[Directions]: Reproduce, unchanged, every line from the beginning of the records up to and including the line that contains "list-item-1: 1°) xyxy=(164,612,191,632)".

[Given data]:
────────────────────────────────────────

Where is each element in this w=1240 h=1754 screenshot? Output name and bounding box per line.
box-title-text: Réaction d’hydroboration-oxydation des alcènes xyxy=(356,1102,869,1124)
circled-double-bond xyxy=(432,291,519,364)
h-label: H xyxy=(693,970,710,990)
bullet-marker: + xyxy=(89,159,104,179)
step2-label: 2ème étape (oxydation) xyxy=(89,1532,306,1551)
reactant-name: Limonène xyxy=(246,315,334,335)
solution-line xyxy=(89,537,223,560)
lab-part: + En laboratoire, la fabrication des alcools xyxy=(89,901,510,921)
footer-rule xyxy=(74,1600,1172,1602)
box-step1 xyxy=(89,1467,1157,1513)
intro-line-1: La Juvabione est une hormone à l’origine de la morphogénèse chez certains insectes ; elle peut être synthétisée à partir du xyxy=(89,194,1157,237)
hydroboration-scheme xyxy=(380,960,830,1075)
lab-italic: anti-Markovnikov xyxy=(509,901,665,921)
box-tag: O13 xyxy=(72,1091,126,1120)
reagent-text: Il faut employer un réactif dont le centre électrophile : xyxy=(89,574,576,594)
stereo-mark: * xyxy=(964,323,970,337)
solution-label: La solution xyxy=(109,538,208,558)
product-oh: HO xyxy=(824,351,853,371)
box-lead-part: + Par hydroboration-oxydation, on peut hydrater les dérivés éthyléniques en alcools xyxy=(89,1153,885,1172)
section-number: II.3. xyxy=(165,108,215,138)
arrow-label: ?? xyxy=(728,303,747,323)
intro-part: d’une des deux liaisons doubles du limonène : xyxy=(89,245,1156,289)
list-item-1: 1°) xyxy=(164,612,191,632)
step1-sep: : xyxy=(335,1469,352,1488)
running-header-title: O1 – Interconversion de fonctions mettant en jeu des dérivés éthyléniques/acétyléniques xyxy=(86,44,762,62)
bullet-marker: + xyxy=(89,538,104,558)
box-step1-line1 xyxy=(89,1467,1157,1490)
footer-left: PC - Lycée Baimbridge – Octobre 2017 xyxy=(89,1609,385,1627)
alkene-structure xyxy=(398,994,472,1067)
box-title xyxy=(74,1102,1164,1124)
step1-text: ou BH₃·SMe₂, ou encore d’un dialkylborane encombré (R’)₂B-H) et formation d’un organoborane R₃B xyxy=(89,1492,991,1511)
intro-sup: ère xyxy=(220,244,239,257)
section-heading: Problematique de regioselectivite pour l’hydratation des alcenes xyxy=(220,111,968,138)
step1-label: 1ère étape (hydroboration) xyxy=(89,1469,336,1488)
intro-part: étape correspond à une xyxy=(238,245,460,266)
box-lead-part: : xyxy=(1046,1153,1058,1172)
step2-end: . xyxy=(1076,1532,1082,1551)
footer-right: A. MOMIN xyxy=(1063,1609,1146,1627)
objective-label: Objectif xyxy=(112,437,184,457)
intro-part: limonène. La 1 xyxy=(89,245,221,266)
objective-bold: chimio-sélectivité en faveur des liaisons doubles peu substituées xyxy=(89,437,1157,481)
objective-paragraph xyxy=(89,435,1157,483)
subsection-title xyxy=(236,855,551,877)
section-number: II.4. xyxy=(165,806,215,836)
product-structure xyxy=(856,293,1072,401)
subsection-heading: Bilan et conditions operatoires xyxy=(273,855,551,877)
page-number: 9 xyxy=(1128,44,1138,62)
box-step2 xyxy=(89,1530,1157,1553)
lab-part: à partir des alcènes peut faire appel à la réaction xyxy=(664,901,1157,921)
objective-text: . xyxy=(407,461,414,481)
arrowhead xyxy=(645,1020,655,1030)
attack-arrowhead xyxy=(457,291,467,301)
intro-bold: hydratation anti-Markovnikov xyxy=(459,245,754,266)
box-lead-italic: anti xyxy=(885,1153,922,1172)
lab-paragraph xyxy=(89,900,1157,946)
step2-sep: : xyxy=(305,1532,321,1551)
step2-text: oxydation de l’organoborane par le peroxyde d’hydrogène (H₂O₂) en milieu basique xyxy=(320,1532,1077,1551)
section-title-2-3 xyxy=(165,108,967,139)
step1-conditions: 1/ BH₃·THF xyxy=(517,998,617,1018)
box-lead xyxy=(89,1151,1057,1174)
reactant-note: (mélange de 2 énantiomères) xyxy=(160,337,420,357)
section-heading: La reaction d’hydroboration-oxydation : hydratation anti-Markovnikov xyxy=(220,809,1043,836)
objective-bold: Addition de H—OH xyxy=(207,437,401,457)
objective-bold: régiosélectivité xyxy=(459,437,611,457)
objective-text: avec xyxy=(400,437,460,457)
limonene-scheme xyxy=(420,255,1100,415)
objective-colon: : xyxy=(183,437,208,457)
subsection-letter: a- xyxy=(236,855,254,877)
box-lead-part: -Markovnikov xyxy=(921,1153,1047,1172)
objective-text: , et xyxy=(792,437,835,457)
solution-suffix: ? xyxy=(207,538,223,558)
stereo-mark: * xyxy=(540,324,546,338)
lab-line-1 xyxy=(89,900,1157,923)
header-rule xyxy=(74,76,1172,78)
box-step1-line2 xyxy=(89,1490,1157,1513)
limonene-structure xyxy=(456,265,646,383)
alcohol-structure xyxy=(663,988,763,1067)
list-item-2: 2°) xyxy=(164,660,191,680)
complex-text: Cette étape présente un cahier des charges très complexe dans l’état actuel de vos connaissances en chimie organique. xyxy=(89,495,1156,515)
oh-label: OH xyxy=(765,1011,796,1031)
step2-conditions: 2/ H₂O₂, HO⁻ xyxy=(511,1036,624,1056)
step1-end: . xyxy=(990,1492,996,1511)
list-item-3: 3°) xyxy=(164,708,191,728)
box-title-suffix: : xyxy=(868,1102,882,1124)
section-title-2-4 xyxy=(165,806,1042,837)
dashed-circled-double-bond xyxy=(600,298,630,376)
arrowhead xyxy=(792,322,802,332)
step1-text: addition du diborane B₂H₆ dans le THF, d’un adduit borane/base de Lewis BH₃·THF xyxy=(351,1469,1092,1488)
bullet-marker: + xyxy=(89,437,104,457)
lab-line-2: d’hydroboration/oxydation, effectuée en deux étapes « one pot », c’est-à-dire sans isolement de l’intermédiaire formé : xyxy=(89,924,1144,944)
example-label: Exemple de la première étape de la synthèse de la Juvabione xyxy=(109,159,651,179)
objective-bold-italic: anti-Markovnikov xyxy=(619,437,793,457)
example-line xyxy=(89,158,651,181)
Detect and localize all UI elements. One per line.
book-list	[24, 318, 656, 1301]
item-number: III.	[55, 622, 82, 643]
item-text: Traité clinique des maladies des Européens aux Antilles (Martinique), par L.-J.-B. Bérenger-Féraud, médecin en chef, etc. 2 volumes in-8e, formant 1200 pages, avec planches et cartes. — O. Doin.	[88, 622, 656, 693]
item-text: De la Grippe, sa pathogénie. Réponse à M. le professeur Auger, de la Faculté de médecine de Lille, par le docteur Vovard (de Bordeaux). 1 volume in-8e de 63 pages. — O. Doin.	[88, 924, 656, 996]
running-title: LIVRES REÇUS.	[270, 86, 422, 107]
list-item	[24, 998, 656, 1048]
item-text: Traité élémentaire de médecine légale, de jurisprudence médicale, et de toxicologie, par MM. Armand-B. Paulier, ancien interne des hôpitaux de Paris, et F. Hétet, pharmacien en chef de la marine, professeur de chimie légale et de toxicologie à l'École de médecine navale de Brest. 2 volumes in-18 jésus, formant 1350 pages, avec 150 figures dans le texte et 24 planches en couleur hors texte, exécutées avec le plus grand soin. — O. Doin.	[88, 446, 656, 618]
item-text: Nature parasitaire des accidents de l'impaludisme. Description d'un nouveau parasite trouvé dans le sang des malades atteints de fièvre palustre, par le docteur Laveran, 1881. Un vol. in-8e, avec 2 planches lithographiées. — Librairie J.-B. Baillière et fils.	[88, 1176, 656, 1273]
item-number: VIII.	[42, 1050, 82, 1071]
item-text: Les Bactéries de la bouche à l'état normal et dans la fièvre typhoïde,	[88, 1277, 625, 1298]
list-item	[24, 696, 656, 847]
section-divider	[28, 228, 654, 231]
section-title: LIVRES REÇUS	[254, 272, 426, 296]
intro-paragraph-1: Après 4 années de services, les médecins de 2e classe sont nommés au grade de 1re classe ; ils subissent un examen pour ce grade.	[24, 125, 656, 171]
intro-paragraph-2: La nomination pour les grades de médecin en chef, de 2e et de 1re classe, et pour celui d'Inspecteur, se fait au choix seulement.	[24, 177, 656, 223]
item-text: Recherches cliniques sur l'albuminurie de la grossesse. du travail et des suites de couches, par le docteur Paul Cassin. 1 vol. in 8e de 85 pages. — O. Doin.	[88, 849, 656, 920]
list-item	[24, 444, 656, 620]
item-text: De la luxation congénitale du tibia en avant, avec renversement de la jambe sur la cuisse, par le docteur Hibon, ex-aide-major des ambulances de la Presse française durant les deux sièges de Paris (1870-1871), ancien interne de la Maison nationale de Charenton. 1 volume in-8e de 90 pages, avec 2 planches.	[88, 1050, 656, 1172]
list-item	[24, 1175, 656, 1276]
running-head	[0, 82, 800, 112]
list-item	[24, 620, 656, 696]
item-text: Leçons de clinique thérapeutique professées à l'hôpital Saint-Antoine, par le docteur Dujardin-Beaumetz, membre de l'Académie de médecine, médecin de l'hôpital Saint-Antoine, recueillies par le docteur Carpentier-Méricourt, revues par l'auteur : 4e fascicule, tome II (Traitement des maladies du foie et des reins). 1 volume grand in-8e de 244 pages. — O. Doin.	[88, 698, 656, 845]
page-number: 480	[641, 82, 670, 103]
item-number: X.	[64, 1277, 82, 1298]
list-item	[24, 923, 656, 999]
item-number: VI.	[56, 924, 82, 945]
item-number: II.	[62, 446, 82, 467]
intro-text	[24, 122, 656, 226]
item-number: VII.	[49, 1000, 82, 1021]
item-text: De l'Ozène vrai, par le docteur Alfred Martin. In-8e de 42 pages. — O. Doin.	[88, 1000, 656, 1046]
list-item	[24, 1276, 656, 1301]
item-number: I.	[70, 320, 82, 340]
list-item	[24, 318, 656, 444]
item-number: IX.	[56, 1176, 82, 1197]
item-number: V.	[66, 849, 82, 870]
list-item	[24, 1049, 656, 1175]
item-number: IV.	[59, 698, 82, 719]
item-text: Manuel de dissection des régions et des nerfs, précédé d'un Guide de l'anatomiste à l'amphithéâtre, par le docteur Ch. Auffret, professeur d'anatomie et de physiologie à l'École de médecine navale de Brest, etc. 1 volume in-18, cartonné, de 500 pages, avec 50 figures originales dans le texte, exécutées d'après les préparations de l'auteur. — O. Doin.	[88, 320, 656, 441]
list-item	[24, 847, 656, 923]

────────────────────────────────────────

[Result]:
Where is each element in this w=1240 h=1754 screenshot? Output name and bounding box per line.
box-title-text: Réaction d’hydroboration-oxydation des alcènes xyxy=(356,1102,869,1124)
circled-double-bond xyxy=(432,291,519,364)
h-label: H xyxy=(693,970,710,990)
bullet-marker: + xyxy=(89,159,104,179)
step2-label: 2ème étape (oxydation) xyxy=(89,1532,306,1551)
reactant-name: Limonène xyxy=(246,315,334,335)
solution-line xyxy=(89,537,223,560)
lab-part: + En laboratoire, la fabrication des alcools xyxy=(89,901,510,921)
footer-rule xyxy=(74,1600,1172,1602)
box-step1 xyxy=(89,1467,1157,1513)
intro-line-1: La Juvabione est une hormone à l’origine de la morphogénèse chez certains insectes ; elle peut être synthétisée à partir du xyxy=(89,194,1157,237)
hydroboration-scheme xyxy=(380,960,830,1075)
lab-italic: anti-Markovnikov xyxy=(509,901,665,921)
box-tag: O13 xyxy=(72,1091,126,1120)
reagent-text: Il faut employer un réactif dont le centre électrophile : xyxy=(89,574,576,594)
stereo-mark: * xyxy=(964,323,970,337)
solution-label: La solution xyxy=(109,538,208,558)
product-oh: HO xyxy=(824,351,853,371)
box-lead-part: + Par hydroboration-oxydation, on peut hydrater les dérivés éthyléniques en alcools xyxy=(89,1153,885,1172)
section-number: II.3. xyxy=(165,108,215,138)
arrow-label: ?? xyxy=(728,303,747,323)
intro-part: d’une des deux liaisons doubles du limonène : xyxy=(89,245,1156,289)
list-item-1: 1°) xyxy=(164,612,191,632)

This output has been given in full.